• REQUIRED ACTION: Your answer should repeat every line of the records below in which the word "into" appears.

Start of RECORDS PROVIDED

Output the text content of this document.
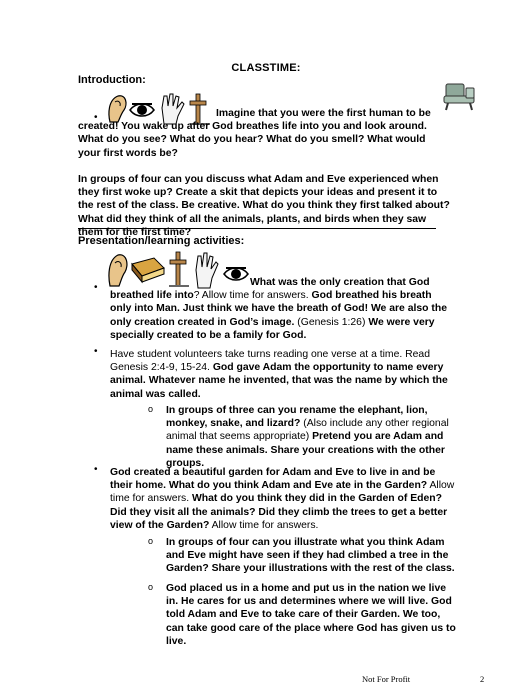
CLASSTIME:
Introduction:
•	Imagine that you were the first human to be created! You wake up after God breathes life into you and look around. What do you see? What do you hear? What do you smell? What would your first words be?
In groups of four can you discuss what Adam and Eve experienced when they first woke up? Create a skit that depicts your ideas and present it to the rest of the class. Be creative. What do you think they first talked about? What did they think of all the animals, plants, and birds when they saw them for the first time?
Presentation/learning activities:
•	What was the only creation that God breathed life into? Allow time for answers. God breathed his breath only into Man. Just think we have the breath of God! We are also the only creation created in God’s image. (Genesis 1:26) We were very specially created to be a family for God.
• Have student volunteers take turns reading one verse at a time. Read Genesis 2:4-9, 15-24. God gave Adam the opportunity to name every animal. Whatever name he invented, that was the name by which the animal was called.
o In groups of three can you rename the elephant, lion, monkey, snake, and lizard? (Also include any other regional animal that seems appropriate) Pretend you are Adam and name these animals. Share your creations with the other groups.
• God created a beautiful garden for Adam and Eve to live in and be their home. What do you think Adam and Eve ate in the Garden? Allow time for answers. What do you think they did in the Garden of Eden? Did they visit all the animals? Did they climb the trees to get a better view of the Garden? Allow time for answers.
o In groups of four can you illustrate what you think Adam and Eve might have seen if they had climbed a tree in the Garden? Share your illustrations with the rest of the class.
o God placed us in a home and put us in the nation we live in. He cares for us and determines where we will live. God told Adam and Eve to take care of their Garden. We too, can take good care of the place where God has given us to live.
Not For Profit	2
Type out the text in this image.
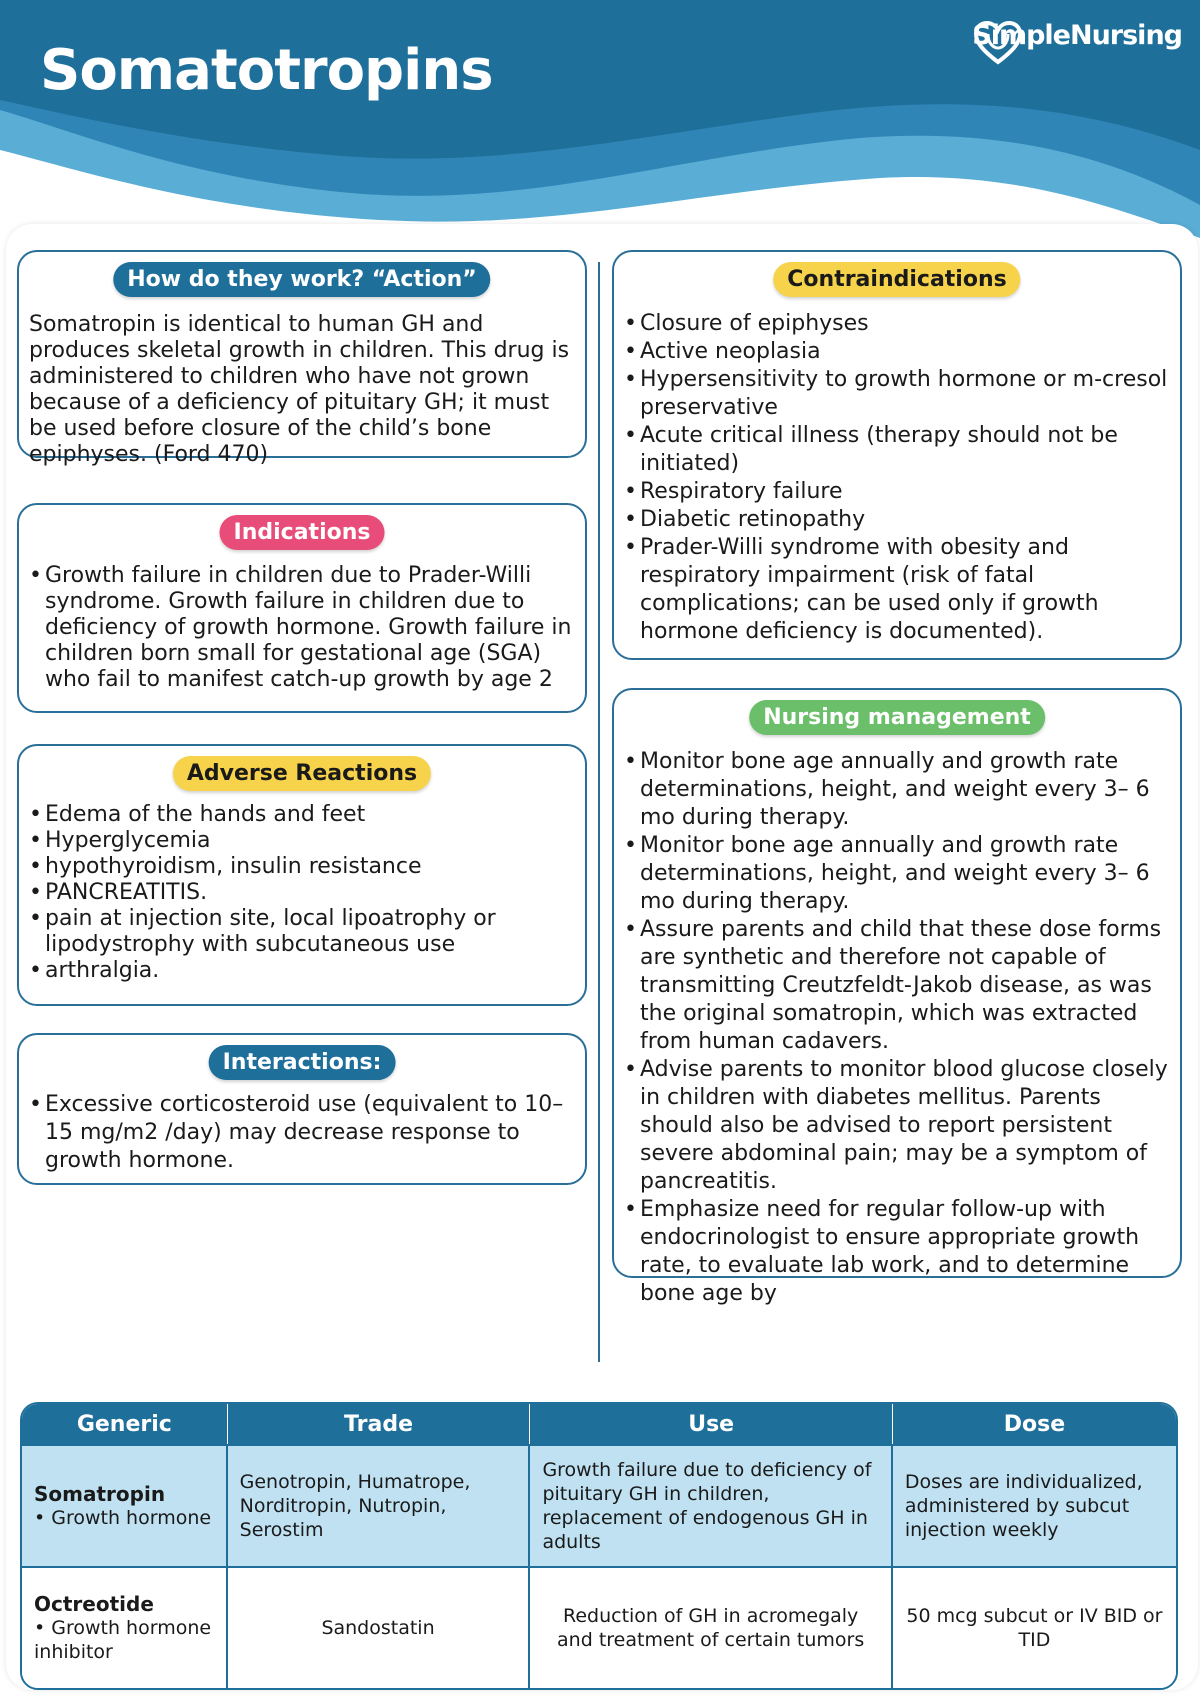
Somatotropins
SimpleNursing
How do they work? “Action”
Somatropin is identical to human GH and produces skeletal growth in children. This drug is administered to children who have not grown because of a deficiency of pituitary GH; it must be used before closure of the child’s bone epiphyses. (Ford 470)
Indications
• Growth failure in children due to Prader-Willi syndrome. Growth failure in children due to deficiency of growth hormone. Growth failure in children born small for gestational age (SGA) who fail to manifest catch-up growth by age 2
Adverse Reactions
• Edema of the hands and feet
• Hyperglycemia
• hypothyroidism, insulin resistance
• PANCREATITIS.
• pain at injection site, local lipoatrophy or lipodystrophy with subcutaneous use
• arthralgia.
Interactions:
• Excessive corticosteroid use (equivalent to 10– 15 mg/m2 /day) may decrease response to growth hormone.
Contraindications
• Closure of epiphyses
• Active neoplasia
• Hypersensitivity to growth hormone or m-cresol preservative
• Acute critical illness (therapy should not be initiated)
• Respiratory failure
• Diabetic retinopathy
• Prader-Willi syndrome with obesity and respiratory impairment (risk of fatal complications; can be used only if growth hormone deficiency is documented).
Nursing management
• Monitor bone age annually and growth rate determinations, height, and weight every 3– 6 mo during therapy.
• Monitor bone age annually and growth rate determinations, height, and weight every 3– 6 mo during therapy.
• Assure parents and child that these dose forms are synthetic and therefore not capable of transmitting Creutzfeldt-Jakob disease, as was the original somatropin, which was extracted from human cadavers.
• Advise parents to monitor blood glucose closely in children with diabetes mellitus. Parents should also be advised to report persistent severe abdominal pain; may be a symptom of pancreatitis.
• Emphasize need for regular follow-up with endocrinologist to ensure appropriate growth rate, to evaluate lab work, and to determine bone age by
Generic	Trade	Use	Dose

Somatropin
• Growth hormone	Genotropin, Humatrope, Norditropin, Nutropin, Serostim	Growth failure due to deficiency of pituitary GH in children, replacement of endogenous GH in adults	Doses are individualized, administered by subcut injection weekly

Octreotide
• Growth hormone inhibitor	Sandostatin	Reduction of GH in acromegaly and treatment of certain tumors	50 mcg subcut or IV BID or TID
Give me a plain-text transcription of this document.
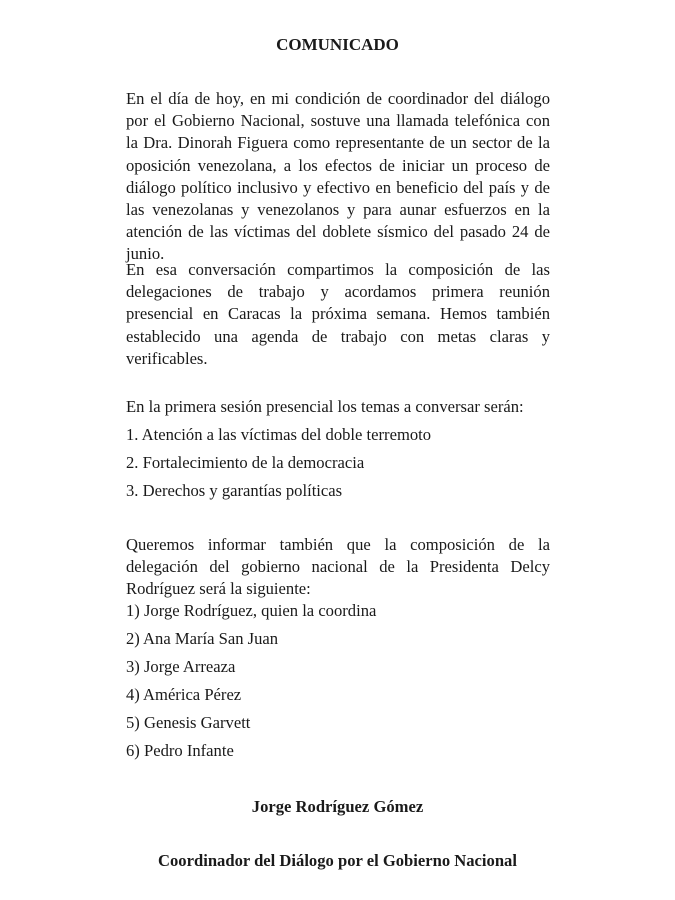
COMUNICADO

En el día de hoy, en mi condición de coordinador del diálogo por el Gobierno Nacional, sostuve una llamada telefónica con la Dra. Dinorah Figuera como representante de un sector de la oposición venezolana, a los efectos de iniciar un proceso de diálogo político inclusivo y efectivo en beneficio del país y de las venezolanas y venezolanos y para aunar esfuerzos en la atención de las víctimas del doblete sísmico del pasado 24 de junio.

En esa conversación compartimos la composición de las delegaciones de trabajo y acordamos primera reunión presencial en Caracas la próxima semana. Hemos también establecido una agenda de trabajo con metas claras y verificables.

En la primera sesión presencial los temas a conversar serán:

1. Atención a las víctimas del doble terremoto
2. Fortalecimiento de la democracia
3. Derechos y garantías políticas

Queremos informar también que la composición de la delegación del gobierno nacional de la Presidenta Delcy Rodríguez será la siguiente:

1) Jorge Rodríguez, quien la coordina
2) Ana María San Juan
3) Jorge Arreaza
4) América Pérez
5) Genesis Garvett
6) Pedro Infante
Jorge Rodríguez Gómez
Coordinador del Diálogo por el Gobierno Nacional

End of RECORDS PROVIDED

• ANSWER BOX:
•	Imagine that you were the first human to be created! You wake up after God breathes life into you and look around. What do you see? What do you hear? What do you smell? What would your first words be?
•	What was the only creation that God breathed life into? Allow time for answers. God breathed his breath only into Man. Just think we have the breath of God! We are also the only creation created in God’s image. (Genesis 1:26) We were very specially created to be a family for God.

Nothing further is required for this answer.